[Extracted data entries]
— Start —
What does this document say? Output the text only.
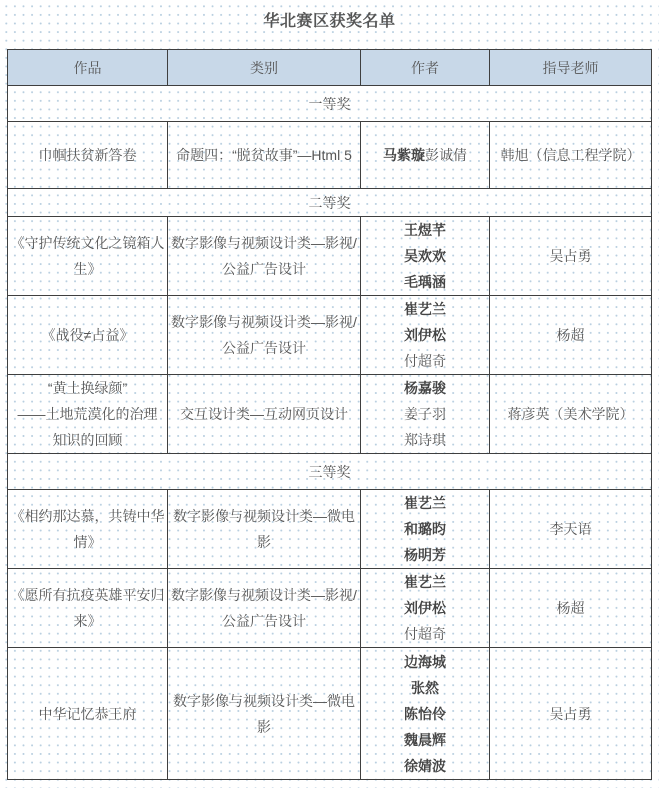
华北赛区获奖名单
作品	类别	作者	指导老师
一等奖			
巾帼扶贫新答卷	命题四：“脱贫故事”—Html 5	马紫璇彭诚倩	韩旭（信息工程学院）
二等奖			
《守护传统文化之镜箱人生》	数字影像与视频设计类—影视/公益广告设计	王煜芊
吴欢欢
毛瑀涵	吴占勇
《战役≠占益》	数字影像与视频设计类—影视/公益广告设计	崔艺兰
刘伊松
付超奇	杨超

“黄土换绿颜”
——土地荒漠化的治理
知识的回顾	交互设计类—互动网页设计	杨嘉骏
姜子羽
郑诗琪	蒋彦英（美术学院）
三等奖			
《相约那达慕，共铸中华情》	数字影像与视频设计类—微电影	崔艺兰
和璐昀
杨明芳	李天语
《愿所有抗疫英雄平安归来》	数字影像与视频设计类—影视/公益广告设计	崔艺兰
刘伊松
付超奇	杨超
中华记忆恭王府	数字影像与视频设计类—微电影	边海城
张然
陈怡伶
魏晨辉
徐婧波	吴占勇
— End —
CHALLENGE:
Excluding the pictures, reproduce every entry exactly as given.

OUTPUT BELOW:
What does this document say? Output the text only.
华北赛区获奖名单
作品	类别	作者	指导老师
一等奖			
巾帼扶贫新答卷	命题四：“脱贫故事”—Html 5	马紫璇彭诚倩	韩旭（信息工程学院）
二等奖			
《守护传统文化之镜箱人生》	数字影像与视频设计类—影视/公益广告设计	王煜芊
吴欢欢
毛瑀涵	吴占勇
《战役≠占益》	数字影像与视频设计类—影视/公益广告设计	崔艺兰
刘伊松
付超奇	杨超

“黄土换绿颜”
——土地荒漠化的治理
知识的回顾	交互设计类—互动网页设计	杨嘉骏
姜子羽
郑诗琪	蒋彦英（美术学院）
三等奖			
《相约那达慕，共铸中华情》	数字影像与视频设计类—微电影	崔艺兰
和璐昀
杨明芳	李天语
《愿所有抗疫英雄平安归来》	数字影像与视频设计类—影视/公益广告设计	崔艺兰
刘伊松
付超奇	杨超
中华记忆恭王府	数字影像与视频设计类—微电影	边海城
张然
陈怡伶
魏晨辉
徐婧波	吴占勇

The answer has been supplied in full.